• _Dataset records_
------------------------------------------------
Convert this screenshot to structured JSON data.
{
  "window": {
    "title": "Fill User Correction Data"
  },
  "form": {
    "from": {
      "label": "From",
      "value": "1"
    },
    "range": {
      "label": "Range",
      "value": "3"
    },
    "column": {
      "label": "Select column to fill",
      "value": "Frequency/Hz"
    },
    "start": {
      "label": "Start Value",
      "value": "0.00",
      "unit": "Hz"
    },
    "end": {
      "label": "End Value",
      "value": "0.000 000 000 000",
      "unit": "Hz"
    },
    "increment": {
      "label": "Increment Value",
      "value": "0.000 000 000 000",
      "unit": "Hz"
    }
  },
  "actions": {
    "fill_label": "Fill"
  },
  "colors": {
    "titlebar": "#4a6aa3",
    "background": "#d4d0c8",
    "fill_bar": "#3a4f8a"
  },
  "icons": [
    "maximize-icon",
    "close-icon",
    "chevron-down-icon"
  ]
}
------------------------------------------------
• _Exercise task_
Every entry should be output exactly as written, please.

• _Exercise output_
Convert this screenshot to structured JSON data.
{
  "window": {
    "title": "Fill User Correction Data"
  },
  "form": {
    "from": {
      "label": "From",
      "value": "1"
    },
    "range": {
      "label": "Range",
      "value": "3"
    },
    "column": {
      "label": "Select column to fill",
      "value": "Frequency/Hz"
    },
    "start": {
      "label": "Start Value",
      "value": "0.00",
      "unit": "Hz"
    },
    "end": {
      "label": "End Value",
      "value": "0.000 000 000 000",
      "unit": "Hz"
    },
    "increment": {
      "label": "Increment Value",
      "value": "0.000 000 000 000",
      "unit": "Hz"
    }
  },
  "actions": {
    "fill_label": "Fill"
  },
  "colors": {
    "titlebar": "#4a6aa3",
    "background": "#d4d0c8",
    "fill_bar": "#3a4f8a"
  },
  "icons": [
    "maximize-icon",
    "close-icon",
    "chevron-down-icon"
  ]
}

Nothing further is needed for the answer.